• Exercise aim: What is the number of lines in the entries below that include the word "Группа"? Provide the number only.
------ Data to use
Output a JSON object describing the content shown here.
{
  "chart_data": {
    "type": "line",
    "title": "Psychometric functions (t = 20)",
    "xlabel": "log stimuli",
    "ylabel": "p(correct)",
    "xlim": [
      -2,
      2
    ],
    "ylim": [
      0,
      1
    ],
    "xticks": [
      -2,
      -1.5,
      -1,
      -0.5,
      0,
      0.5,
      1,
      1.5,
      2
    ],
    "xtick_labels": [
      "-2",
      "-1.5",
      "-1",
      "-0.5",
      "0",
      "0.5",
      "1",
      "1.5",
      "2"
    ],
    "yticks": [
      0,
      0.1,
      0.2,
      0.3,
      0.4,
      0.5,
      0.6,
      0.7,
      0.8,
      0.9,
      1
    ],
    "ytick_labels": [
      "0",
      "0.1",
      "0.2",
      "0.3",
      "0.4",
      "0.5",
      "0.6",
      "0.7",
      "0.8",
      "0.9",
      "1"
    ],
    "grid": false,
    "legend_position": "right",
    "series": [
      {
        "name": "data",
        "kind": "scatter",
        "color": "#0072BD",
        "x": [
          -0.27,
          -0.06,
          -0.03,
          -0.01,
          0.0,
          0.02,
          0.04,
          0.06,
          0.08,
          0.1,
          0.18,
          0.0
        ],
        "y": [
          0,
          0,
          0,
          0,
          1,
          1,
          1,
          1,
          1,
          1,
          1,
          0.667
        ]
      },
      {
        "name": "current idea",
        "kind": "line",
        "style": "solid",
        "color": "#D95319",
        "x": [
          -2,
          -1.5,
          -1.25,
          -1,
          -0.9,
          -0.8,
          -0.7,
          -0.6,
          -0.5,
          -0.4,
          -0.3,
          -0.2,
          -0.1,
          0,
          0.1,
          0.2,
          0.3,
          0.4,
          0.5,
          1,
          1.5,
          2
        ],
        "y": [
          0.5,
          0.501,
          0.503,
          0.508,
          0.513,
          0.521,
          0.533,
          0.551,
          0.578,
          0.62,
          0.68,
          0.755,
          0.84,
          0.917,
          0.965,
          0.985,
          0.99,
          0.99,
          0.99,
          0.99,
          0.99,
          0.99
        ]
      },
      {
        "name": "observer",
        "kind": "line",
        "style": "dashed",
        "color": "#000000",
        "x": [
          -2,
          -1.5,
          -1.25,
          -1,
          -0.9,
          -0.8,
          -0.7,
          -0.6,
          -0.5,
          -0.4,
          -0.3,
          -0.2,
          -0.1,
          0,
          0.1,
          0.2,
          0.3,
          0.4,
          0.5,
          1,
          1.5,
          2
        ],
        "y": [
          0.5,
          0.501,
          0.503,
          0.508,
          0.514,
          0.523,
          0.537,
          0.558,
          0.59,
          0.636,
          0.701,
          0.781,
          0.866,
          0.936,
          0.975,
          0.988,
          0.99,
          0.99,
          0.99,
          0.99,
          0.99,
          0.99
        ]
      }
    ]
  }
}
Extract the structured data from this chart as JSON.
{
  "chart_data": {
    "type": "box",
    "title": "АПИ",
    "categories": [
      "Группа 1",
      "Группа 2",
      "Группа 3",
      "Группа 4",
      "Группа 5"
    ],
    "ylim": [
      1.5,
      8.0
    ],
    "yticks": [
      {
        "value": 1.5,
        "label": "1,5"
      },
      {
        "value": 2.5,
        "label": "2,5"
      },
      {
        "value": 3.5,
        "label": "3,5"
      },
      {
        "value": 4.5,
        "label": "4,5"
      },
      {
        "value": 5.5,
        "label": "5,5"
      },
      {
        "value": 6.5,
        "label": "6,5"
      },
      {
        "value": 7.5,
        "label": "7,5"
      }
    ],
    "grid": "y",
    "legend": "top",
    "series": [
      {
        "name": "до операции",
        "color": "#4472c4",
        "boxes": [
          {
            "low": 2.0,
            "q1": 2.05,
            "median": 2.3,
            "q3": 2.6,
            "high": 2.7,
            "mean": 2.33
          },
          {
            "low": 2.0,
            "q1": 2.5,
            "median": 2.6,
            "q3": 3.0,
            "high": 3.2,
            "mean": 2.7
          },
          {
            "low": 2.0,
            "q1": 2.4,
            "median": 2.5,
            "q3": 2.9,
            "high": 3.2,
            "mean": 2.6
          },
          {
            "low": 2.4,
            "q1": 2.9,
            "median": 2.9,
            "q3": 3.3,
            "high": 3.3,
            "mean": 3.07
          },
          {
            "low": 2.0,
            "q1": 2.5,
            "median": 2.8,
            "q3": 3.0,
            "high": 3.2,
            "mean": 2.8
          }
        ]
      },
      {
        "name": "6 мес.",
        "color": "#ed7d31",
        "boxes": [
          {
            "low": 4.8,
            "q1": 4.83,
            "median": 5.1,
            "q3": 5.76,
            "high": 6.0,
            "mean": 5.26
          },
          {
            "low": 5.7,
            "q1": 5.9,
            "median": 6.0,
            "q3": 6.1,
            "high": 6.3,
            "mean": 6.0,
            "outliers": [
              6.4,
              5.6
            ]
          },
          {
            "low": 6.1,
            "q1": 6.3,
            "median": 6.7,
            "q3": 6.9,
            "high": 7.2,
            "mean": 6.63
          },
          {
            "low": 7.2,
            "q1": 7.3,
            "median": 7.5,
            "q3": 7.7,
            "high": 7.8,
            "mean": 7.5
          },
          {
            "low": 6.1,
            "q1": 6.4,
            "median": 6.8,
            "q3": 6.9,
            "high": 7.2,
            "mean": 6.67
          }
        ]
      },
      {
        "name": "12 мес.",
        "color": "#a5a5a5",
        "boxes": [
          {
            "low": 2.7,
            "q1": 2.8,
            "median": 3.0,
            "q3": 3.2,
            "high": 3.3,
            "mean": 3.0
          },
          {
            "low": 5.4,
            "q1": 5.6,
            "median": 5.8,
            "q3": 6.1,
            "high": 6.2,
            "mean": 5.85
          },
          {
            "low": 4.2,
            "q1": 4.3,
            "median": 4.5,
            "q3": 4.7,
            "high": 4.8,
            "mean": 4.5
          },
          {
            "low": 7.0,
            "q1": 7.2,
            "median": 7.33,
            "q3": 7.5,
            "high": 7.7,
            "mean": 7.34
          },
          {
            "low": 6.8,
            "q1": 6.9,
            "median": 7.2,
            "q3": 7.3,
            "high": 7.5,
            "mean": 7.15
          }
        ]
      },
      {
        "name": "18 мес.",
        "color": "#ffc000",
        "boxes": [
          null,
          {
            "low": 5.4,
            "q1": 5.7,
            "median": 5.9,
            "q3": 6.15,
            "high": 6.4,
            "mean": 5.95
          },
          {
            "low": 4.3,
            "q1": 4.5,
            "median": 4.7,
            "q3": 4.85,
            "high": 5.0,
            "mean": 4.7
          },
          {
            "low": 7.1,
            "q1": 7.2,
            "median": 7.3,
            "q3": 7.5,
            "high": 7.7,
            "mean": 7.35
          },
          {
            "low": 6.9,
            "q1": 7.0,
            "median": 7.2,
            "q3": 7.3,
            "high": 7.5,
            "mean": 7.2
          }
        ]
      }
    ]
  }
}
------------
• Solved problem: 5